++++ Data for the task

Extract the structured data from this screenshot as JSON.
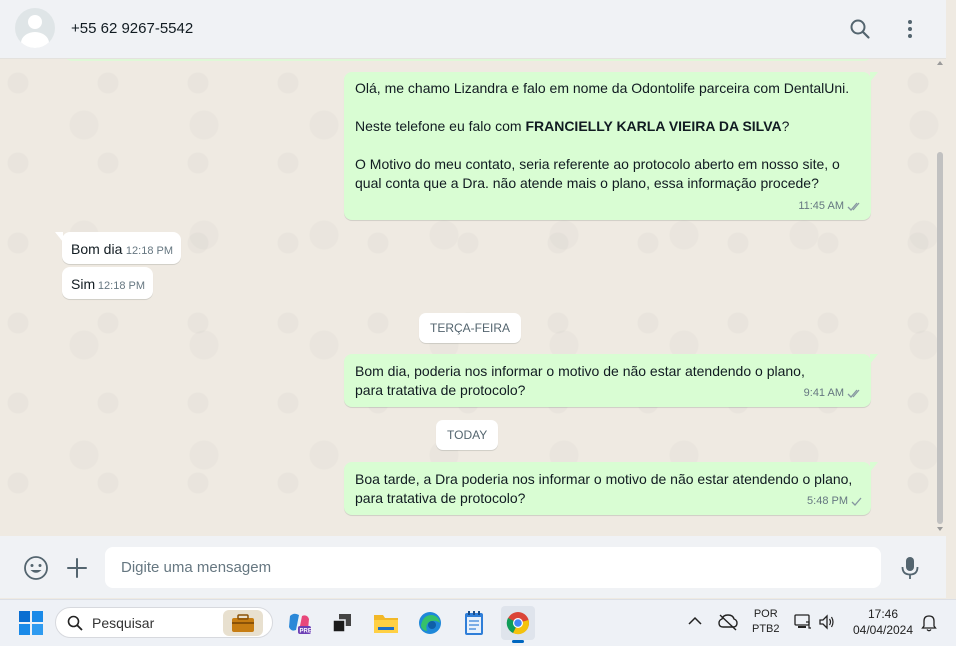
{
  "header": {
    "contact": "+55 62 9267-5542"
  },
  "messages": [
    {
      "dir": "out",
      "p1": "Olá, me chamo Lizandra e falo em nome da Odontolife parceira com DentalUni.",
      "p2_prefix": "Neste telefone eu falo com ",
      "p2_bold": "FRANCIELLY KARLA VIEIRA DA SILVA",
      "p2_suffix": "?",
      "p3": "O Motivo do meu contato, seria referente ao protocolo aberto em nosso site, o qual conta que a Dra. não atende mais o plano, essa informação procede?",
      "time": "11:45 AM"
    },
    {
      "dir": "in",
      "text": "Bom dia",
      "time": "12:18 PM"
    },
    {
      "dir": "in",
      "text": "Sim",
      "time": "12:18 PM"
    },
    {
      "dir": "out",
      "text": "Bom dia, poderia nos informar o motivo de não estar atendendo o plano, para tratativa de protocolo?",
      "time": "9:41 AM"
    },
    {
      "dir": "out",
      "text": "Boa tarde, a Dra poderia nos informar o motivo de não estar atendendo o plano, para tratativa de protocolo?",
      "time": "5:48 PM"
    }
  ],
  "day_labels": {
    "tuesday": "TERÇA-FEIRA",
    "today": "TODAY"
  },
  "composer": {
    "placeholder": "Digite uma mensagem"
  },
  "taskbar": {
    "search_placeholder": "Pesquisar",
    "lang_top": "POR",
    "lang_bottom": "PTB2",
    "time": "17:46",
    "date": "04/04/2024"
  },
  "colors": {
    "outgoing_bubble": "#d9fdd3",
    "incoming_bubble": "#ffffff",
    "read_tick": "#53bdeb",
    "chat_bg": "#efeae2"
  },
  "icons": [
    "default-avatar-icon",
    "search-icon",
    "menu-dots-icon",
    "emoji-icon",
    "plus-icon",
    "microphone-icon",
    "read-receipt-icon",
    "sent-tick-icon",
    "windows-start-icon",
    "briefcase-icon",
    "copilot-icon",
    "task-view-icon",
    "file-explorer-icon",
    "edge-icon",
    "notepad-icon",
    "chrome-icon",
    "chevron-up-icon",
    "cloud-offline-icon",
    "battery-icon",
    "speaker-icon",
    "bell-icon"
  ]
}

++++++++
++++ Data for the task

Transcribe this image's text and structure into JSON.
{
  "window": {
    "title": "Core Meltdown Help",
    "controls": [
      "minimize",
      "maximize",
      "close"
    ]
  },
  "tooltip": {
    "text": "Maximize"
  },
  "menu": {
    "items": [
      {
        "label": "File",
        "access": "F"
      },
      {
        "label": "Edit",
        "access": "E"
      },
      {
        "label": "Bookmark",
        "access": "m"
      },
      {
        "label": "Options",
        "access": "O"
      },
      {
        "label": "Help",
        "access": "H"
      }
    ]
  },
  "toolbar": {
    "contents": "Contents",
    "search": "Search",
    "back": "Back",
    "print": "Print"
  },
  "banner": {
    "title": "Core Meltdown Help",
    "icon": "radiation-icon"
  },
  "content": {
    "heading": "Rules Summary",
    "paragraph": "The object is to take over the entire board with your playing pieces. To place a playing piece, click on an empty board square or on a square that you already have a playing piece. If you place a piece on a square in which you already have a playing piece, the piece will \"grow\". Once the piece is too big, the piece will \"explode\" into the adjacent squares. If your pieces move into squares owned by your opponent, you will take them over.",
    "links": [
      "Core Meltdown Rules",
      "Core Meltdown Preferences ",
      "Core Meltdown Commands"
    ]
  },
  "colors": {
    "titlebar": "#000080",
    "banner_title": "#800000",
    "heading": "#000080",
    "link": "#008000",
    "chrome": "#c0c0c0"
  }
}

++++++++

Identify each line holding the string "atendendo", and copy it out.

      "text": "Bom dia, poderia nos informar o motivo de não estar atendendo o plano, para tratativa de protocolo?",
      "text": "Boa tarde, a Dra poderia nos informar o motivo de não estar atendendo o plano, para tratativa de protocolo?",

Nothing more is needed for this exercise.